» **Data to use**
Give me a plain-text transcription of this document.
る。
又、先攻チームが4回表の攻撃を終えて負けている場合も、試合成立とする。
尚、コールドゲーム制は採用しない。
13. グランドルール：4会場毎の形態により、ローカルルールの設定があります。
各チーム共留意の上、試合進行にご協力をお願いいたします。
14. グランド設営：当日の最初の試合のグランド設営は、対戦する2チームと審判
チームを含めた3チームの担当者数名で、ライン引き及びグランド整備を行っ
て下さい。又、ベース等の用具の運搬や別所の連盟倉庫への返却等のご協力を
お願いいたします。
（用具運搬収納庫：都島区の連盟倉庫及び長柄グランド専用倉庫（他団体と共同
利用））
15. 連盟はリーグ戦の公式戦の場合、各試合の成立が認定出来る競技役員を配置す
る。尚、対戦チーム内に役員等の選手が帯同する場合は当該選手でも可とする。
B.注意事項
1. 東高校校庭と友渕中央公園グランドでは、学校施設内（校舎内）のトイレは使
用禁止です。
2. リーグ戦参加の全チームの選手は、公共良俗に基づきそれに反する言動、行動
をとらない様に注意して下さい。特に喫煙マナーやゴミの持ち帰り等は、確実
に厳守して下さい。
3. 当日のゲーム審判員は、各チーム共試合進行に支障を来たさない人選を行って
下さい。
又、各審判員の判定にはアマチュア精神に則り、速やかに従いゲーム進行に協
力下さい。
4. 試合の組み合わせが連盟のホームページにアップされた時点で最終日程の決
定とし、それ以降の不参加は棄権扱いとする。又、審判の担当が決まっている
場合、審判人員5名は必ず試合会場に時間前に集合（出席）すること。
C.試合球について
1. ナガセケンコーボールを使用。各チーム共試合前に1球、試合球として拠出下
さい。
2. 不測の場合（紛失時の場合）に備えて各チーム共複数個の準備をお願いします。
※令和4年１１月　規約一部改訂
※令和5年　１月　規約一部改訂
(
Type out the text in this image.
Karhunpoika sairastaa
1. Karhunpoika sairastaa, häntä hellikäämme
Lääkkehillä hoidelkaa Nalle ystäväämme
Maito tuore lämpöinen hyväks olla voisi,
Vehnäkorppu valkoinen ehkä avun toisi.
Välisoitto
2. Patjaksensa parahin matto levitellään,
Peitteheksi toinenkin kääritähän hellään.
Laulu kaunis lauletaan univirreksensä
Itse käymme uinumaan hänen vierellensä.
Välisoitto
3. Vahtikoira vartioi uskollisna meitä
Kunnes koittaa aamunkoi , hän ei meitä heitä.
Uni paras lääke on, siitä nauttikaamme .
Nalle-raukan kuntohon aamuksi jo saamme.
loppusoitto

» **Exercise goal**
Starting at the line that contains "Type out the text in this image.", write out every line to the end of the entries, exactly as given.

» **Finished answer**
Type out the text in this image.
Karhunpoika sairastaa
1. Karhunpoika sairastaa, häntä hellikäämme
Lääkkehillä hoidelkaa Nalle ystäväämme
Maito tuore lämpöinen hyväks olla voisi,
Vehnäkorppu valkoinen ehkä avun toisi.
Välisoitto
2. Patjaksensa parahin matto levitellään,
Peitteheksi toinenkin kääritähän hellään.
Laulu kaunis lauletaan univirreksensä
Itse käymme uinumaan hänen vierellensä.
Välisoitto
3. Vahtikoira vartioi uskollisna meitä
Kunnes koittaa aamunkoi , hän ei meitä heitä.
Uni paras lääke on, siitä nauttikaamme .
Nalle-raukan kuntohon aamuksi jo saamme.
loppusoitto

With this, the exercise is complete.